**Information supplied**
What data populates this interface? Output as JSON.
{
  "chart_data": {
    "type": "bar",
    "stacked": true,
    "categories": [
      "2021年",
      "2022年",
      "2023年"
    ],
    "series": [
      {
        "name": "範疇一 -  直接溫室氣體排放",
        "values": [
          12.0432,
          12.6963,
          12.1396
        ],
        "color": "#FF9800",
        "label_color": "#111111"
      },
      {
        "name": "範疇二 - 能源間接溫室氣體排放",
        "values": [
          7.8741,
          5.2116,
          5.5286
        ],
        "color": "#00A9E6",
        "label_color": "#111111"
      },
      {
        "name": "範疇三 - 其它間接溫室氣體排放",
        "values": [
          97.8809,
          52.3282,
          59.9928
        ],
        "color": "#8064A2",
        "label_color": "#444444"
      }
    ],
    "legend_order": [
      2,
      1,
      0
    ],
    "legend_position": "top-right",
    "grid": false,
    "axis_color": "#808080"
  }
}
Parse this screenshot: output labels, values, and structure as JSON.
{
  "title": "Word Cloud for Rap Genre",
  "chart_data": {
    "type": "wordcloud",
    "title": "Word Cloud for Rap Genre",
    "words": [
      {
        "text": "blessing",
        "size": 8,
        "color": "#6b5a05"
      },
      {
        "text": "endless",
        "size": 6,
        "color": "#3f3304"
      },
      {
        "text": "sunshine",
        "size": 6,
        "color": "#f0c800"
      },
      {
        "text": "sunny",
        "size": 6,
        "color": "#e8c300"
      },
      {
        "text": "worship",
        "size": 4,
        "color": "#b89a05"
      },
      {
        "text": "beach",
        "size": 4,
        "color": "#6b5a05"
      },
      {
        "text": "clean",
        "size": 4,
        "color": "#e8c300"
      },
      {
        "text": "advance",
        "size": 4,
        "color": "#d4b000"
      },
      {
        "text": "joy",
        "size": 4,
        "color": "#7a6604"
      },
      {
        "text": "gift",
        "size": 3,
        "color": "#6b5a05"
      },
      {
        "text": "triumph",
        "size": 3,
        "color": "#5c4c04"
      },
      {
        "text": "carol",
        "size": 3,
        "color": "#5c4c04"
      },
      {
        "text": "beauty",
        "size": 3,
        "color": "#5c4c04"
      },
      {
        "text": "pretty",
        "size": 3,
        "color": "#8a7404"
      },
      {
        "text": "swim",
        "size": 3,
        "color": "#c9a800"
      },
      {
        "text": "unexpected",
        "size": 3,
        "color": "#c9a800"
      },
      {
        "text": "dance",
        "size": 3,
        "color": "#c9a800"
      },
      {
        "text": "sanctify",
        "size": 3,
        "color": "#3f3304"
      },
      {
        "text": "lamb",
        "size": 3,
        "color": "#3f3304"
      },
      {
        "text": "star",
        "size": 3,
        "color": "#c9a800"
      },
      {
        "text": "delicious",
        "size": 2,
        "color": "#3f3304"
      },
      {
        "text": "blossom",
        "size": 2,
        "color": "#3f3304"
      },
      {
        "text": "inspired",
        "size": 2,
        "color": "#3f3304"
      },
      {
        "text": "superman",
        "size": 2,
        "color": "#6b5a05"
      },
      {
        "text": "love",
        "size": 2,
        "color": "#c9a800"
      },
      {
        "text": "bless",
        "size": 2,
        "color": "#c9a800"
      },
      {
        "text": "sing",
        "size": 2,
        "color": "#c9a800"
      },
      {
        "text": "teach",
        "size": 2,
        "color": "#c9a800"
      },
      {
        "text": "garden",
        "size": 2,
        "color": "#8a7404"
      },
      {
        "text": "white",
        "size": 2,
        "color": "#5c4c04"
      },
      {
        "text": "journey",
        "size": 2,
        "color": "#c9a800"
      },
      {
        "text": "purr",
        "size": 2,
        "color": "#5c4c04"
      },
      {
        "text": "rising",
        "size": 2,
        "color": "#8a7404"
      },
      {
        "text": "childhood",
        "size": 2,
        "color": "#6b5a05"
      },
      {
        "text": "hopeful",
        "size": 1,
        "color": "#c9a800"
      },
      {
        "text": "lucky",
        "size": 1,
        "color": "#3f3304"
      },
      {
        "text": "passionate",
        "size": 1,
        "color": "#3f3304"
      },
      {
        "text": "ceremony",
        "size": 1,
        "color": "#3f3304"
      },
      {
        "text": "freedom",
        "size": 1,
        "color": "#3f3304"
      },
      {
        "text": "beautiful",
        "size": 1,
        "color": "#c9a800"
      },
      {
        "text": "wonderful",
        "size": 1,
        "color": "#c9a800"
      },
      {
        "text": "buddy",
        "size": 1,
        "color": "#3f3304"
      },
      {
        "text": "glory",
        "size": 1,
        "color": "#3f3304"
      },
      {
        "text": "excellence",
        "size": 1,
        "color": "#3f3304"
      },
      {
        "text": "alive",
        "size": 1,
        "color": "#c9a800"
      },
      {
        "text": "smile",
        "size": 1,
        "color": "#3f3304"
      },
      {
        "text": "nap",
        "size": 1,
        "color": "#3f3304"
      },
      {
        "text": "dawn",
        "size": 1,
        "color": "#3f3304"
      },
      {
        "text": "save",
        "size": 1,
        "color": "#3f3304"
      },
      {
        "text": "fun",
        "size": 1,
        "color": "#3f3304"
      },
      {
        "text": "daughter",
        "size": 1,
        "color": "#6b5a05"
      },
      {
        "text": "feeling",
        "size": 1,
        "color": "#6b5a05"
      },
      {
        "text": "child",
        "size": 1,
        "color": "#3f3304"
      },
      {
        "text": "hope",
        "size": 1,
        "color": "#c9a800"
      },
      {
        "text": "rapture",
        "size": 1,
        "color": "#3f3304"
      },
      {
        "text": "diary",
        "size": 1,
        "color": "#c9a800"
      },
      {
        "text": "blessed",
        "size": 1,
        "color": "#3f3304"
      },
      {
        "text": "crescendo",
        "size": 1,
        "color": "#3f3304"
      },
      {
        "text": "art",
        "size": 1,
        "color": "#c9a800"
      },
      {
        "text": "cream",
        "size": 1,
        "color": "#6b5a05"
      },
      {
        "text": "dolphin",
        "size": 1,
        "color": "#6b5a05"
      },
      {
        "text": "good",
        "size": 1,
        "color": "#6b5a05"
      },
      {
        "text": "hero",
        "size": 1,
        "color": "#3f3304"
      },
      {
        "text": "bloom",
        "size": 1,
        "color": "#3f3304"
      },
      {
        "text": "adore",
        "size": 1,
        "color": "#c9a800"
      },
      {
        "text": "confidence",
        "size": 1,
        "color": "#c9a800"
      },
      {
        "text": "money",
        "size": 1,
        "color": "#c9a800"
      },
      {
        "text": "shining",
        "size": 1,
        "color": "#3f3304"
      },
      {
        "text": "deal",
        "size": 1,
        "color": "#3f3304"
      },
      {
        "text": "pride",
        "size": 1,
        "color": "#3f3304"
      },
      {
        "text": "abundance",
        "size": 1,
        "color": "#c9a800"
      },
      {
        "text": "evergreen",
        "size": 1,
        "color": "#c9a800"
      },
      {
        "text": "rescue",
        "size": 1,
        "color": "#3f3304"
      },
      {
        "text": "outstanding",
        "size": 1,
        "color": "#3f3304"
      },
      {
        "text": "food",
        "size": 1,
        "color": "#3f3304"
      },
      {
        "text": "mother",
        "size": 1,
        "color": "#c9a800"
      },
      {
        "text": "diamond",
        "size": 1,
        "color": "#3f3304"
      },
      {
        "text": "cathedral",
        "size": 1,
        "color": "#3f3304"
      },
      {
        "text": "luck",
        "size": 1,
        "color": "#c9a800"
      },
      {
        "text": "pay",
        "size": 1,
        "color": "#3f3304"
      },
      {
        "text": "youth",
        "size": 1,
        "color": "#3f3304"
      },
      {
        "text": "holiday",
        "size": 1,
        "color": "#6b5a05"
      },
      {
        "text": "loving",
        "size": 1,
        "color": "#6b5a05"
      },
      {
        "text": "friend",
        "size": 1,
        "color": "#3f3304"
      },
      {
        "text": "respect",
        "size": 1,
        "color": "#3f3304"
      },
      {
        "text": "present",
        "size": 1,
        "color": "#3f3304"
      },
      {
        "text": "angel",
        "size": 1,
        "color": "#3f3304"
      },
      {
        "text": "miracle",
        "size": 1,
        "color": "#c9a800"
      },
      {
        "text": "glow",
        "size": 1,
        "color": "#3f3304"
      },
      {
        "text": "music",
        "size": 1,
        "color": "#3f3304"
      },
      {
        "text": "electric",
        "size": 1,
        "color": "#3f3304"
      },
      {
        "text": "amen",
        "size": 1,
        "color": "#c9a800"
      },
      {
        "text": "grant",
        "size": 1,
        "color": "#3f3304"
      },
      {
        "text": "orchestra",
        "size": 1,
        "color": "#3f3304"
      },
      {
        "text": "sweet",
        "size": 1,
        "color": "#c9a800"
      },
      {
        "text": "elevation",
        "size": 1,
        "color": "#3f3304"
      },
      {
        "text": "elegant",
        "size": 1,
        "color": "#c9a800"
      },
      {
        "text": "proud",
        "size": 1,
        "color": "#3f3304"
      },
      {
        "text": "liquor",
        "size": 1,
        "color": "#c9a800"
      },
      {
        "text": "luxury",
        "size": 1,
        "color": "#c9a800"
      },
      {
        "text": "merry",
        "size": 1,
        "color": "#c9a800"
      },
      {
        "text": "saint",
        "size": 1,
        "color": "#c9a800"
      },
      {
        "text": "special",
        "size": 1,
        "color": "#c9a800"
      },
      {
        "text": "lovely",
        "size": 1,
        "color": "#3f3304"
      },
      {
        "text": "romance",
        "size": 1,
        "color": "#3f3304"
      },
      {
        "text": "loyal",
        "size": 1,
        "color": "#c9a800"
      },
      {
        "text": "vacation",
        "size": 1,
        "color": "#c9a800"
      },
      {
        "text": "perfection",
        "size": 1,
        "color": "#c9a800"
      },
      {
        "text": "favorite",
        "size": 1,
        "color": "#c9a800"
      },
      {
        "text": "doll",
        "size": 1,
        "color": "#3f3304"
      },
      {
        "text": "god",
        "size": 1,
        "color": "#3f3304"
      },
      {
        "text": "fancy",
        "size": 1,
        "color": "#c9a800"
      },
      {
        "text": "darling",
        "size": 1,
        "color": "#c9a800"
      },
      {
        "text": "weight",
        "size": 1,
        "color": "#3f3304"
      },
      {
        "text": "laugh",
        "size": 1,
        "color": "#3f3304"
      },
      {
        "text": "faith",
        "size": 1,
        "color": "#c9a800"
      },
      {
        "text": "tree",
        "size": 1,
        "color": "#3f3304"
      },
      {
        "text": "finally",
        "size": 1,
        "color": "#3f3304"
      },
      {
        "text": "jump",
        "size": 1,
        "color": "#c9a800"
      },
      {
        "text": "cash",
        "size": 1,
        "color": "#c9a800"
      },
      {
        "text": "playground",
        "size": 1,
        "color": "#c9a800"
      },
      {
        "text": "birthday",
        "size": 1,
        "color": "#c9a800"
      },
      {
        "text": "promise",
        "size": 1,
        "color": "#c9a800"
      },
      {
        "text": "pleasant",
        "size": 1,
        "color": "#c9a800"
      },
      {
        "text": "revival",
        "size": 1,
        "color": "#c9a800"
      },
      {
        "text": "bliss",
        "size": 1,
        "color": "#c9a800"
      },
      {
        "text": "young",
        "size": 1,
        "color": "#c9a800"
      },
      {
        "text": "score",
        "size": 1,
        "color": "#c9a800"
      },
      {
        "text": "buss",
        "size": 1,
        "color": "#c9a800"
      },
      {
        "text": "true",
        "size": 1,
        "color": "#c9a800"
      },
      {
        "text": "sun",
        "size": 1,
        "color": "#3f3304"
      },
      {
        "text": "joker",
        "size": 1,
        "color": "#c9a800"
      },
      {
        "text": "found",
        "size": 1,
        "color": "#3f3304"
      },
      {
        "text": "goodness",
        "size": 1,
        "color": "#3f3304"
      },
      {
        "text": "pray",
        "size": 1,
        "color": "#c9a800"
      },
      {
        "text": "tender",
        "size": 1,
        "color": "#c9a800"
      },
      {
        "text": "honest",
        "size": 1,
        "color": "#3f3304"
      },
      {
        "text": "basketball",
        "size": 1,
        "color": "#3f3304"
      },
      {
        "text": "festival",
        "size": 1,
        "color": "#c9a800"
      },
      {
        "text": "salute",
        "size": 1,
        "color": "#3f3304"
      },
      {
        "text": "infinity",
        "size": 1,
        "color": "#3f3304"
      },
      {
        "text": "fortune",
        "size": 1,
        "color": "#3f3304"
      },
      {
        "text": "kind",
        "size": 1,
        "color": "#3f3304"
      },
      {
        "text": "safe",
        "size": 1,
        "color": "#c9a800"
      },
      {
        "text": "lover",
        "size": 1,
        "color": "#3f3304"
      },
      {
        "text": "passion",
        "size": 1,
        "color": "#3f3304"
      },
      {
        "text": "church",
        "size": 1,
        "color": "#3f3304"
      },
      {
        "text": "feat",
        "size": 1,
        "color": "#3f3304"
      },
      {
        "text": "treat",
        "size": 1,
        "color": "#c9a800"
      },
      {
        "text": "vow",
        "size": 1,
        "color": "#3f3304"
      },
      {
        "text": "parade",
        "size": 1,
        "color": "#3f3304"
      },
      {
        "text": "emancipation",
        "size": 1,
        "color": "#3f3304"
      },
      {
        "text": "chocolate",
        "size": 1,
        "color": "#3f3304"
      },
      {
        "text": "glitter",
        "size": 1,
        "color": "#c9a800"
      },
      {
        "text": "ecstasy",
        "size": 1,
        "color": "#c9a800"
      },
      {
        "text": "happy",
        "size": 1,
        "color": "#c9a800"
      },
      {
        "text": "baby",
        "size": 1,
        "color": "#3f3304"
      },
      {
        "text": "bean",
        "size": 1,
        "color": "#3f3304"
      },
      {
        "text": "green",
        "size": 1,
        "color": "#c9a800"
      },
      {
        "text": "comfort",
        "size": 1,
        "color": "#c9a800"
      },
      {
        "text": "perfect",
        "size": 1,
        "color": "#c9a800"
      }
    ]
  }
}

**Goal**
Copy out every line of the data that includes "JSON".

**Solution for this exercise**
What data populates this interface? Output as JSON.
Parse this screenshot: output labels, values, and structure as JSON.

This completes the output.